# Work to be completed:
Determine how many lines contain the string "logo" and reply with that number alone.

+ + +

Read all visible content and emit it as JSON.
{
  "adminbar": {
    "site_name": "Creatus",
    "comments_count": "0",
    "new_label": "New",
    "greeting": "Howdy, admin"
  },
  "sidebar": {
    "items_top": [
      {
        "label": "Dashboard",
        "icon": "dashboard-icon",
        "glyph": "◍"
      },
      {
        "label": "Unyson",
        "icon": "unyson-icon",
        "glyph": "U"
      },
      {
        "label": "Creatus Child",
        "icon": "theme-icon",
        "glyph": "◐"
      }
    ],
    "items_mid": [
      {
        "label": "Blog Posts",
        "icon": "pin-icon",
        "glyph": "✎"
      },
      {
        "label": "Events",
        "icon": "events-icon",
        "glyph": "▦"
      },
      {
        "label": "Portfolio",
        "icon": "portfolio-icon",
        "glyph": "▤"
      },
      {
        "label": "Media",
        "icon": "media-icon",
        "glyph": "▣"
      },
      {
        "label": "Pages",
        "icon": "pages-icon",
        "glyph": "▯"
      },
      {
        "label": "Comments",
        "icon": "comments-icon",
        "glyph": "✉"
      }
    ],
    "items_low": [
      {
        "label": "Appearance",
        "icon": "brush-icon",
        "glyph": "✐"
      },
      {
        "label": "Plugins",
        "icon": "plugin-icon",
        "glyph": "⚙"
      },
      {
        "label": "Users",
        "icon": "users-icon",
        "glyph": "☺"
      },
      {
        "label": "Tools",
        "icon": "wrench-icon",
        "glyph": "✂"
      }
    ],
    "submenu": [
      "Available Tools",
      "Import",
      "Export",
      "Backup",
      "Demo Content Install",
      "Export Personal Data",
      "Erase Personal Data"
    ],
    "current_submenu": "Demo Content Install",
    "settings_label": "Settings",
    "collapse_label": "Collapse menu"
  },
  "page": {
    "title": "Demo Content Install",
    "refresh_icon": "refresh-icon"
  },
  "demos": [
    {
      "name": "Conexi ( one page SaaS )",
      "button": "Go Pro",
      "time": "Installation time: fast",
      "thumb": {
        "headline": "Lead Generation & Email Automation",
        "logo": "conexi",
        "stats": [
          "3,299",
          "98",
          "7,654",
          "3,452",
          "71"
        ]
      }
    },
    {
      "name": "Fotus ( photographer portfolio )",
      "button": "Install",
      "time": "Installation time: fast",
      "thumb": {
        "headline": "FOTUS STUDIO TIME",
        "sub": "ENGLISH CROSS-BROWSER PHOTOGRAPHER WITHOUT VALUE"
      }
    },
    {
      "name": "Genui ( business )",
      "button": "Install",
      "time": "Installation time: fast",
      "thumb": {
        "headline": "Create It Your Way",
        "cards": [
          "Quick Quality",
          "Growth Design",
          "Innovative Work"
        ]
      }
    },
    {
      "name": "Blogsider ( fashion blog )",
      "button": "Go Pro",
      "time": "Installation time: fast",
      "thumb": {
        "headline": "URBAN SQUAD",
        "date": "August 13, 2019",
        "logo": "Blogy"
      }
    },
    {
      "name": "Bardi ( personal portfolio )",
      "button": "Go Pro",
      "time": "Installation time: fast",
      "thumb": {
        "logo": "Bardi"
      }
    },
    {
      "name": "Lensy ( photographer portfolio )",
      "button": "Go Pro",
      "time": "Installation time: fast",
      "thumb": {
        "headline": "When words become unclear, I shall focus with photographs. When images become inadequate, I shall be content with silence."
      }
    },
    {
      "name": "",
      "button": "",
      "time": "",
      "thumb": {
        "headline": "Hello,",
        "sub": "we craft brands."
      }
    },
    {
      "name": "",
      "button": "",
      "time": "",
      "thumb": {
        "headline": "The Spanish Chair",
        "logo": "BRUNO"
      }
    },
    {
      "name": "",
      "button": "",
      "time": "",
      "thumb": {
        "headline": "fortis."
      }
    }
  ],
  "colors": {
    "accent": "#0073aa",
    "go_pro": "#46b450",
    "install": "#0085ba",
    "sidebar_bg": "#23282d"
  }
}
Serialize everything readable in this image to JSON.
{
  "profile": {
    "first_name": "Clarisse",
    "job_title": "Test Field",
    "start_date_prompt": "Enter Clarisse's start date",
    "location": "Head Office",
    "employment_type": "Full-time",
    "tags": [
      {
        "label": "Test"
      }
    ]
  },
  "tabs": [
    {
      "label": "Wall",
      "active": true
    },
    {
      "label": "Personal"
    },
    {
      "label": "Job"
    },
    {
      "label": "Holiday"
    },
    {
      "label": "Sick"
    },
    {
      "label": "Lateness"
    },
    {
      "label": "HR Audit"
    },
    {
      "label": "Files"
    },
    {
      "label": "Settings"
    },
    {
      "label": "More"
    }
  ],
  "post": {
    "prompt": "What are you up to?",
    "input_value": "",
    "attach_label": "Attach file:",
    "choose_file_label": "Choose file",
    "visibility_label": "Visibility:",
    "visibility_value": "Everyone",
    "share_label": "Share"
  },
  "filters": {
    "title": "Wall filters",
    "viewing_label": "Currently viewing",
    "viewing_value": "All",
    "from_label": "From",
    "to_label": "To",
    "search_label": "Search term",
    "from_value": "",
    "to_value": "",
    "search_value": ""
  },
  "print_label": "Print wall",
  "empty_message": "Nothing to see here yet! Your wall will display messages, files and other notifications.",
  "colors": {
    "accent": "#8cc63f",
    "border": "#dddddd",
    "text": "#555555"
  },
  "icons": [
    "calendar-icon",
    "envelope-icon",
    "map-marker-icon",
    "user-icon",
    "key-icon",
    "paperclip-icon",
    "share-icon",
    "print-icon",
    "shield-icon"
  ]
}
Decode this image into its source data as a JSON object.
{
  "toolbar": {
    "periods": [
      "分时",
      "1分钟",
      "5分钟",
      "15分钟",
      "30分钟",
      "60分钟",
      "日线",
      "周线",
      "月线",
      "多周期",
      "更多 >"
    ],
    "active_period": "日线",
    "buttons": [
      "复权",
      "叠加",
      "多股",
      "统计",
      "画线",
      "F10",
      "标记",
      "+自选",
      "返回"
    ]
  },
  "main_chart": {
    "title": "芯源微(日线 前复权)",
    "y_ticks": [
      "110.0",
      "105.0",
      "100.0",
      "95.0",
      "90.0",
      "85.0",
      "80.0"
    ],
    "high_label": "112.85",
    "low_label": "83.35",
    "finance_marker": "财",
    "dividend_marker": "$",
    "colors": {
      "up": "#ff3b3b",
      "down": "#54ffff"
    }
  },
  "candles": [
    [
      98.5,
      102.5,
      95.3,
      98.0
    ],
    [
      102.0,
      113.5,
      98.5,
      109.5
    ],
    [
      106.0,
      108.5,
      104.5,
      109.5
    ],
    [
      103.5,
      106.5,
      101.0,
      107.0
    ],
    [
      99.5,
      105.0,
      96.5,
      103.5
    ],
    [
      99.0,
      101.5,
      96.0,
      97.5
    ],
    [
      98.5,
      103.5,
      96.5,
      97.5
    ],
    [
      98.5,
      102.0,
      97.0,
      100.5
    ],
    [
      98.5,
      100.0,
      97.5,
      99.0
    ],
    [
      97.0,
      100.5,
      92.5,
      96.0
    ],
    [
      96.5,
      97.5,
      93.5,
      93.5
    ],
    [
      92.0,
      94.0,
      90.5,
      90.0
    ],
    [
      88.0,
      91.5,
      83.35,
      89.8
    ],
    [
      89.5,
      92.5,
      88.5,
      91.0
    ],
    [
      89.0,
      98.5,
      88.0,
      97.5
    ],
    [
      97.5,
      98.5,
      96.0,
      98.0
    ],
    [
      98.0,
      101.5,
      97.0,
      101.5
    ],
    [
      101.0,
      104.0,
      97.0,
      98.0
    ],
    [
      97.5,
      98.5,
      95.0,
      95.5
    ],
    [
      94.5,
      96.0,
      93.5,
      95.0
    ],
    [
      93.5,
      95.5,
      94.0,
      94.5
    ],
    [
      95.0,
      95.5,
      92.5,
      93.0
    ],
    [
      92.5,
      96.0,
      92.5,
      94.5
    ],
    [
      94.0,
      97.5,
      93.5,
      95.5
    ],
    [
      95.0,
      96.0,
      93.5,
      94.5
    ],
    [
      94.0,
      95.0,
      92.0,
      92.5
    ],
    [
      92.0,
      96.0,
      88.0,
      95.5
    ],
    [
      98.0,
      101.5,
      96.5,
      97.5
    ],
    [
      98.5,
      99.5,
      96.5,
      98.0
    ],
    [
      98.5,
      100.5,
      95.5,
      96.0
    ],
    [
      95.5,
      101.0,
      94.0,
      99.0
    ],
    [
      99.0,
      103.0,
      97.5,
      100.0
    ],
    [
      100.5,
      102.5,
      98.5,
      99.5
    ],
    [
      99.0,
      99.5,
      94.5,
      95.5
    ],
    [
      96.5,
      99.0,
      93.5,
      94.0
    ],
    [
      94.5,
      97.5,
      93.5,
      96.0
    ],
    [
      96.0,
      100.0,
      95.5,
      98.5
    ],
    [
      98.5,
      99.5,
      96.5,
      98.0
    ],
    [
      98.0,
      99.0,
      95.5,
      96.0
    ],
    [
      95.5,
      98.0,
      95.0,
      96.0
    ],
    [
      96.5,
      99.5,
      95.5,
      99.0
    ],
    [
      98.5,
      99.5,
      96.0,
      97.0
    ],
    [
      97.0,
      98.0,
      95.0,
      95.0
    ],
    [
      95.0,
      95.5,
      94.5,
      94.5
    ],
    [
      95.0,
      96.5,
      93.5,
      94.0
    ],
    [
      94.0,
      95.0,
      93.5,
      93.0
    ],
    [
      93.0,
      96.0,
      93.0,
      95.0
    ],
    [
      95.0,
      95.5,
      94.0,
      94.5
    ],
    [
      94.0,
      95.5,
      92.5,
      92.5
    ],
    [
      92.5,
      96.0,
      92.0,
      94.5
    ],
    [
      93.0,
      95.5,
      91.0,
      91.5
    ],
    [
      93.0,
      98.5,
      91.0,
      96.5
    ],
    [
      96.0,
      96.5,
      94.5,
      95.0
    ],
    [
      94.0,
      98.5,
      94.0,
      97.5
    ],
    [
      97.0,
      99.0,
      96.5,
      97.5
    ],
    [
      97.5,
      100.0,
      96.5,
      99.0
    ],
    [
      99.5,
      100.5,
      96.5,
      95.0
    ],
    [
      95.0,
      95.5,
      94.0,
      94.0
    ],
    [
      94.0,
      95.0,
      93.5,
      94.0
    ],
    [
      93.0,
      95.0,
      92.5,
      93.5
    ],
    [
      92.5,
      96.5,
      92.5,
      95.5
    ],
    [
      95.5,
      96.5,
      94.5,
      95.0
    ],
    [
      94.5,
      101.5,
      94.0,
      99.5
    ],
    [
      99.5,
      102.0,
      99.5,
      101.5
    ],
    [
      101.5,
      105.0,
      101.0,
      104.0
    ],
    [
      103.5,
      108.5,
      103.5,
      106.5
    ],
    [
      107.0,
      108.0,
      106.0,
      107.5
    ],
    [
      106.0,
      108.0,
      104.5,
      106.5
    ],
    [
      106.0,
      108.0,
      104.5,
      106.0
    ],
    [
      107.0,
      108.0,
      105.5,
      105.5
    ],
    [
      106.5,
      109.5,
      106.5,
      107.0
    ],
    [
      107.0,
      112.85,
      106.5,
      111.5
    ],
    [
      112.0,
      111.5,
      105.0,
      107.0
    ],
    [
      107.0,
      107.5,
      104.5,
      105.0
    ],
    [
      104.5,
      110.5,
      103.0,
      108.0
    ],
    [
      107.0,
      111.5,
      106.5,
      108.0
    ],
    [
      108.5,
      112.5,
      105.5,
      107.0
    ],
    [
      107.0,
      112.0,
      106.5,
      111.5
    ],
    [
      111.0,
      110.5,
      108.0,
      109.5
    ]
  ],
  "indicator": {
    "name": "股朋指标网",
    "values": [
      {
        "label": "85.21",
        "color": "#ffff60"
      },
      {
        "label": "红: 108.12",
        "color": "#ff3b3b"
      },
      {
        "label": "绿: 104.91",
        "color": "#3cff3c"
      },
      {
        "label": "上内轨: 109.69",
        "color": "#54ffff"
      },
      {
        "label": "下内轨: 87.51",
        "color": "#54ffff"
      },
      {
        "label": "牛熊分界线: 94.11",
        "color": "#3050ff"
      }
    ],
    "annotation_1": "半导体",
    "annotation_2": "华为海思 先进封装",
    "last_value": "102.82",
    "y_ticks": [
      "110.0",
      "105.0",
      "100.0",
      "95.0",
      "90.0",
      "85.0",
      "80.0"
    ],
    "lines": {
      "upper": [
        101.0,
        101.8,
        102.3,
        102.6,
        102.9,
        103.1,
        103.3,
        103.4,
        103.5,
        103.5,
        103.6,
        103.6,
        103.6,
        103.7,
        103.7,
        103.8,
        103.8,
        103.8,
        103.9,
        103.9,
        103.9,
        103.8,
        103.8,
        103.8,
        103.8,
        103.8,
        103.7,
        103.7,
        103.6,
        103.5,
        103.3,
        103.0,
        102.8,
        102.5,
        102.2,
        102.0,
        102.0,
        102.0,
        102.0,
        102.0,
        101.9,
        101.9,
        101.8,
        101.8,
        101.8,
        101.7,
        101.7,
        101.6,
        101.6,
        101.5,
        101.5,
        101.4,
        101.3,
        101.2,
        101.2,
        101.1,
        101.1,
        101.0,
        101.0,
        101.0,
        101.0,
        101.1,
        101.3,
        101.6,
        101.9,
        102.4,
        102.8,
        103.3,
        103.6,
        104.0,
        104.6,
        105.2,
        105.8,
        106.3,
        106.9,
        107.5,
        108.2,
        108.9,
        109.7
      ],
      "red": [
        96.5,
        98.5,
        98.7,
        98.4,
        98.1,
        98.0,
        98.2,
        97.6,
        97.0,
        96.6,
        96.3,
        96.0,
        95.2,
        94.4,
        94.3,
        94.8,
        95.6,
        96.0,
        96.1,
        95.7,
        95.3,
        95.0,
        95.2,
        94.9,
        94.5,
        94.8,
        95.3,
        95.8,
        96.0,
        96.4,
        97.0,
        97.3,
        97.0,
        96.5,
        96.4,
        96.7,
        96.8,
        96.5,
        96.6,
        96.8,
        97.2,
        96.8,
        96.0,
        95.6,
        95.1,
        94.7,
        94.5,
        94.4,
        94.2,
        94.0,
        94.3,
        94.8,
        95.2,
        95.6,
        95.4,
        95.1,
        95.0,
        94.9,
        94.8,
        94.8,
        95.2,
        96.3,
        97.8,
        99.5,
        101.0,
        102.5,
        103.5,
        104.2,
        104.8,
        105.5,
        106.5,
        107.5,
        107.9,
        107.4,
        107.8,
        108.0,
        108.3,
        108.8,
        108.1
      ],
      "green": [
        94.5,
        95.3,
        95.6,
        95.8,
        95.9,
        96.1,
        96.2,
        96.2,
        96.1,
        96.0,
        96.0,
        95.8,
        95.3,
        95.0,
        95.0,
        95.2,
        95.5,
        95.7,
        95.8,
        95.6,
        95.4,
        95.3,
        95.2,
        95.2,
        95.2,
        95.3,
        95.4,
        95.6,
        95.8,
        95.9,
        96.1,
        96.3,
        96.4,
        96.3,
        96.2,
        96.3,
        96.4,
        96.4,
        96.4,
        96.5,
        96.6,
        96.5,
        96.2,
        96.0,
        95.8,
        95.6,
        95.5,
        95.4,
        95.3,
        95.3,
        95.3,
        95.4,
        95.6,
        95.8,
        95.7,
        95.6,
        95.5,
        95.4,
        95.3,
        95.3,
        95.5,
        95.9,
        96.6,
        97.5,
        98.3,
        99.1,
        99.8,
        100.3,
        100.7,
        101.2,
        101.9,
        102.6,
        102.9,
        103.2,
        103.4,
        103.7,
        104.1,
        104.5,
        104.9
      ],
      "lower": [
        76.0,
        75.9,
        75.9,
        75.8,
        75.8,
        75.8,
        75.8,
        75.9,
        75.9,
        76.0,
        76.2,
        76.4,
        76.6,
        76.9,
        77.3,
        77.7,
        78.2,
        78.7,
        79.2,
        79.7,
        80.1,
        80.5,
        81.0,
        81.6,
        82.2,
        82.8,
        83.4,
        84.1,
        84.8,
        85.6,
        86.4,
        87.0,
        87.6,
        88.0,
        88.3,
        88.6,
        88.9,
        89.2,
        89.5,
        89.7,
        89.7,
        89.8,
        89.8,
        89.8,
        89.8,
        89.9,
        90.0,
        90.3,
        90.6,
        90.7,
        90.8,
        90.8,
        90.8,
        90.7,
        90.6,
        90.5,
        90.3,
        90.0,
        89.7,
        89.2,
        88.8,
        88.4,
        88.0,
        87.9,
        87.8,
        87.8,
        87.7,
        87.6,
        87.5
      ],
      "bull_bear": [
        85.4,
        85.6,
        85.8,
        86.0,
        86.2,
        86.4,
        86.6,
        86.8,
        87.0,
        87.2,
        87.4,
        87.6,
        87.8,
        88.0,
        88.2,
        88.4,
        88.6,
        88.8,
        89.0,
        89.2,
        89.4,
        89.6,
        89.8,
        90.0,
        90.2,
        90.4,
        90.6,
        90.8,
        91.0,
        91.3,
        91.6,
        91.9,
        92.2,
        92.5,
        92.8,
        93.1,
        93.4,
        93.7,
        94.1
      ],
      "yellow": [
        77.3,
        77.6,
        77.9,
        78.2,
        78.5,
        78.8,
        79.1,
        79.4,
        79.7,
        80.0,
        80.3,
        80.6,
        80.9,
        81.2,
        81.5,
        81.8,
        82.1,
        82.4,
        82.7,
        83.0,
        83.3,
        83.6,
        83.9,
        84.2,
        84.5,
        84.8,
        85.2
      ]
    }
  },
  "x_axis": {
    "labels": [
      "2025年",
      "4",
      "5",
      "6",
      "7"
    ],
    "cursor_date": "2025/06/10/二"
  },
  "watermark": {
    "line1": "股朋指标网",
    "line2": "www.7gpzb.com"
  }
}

+ + +

# Exercise output:
4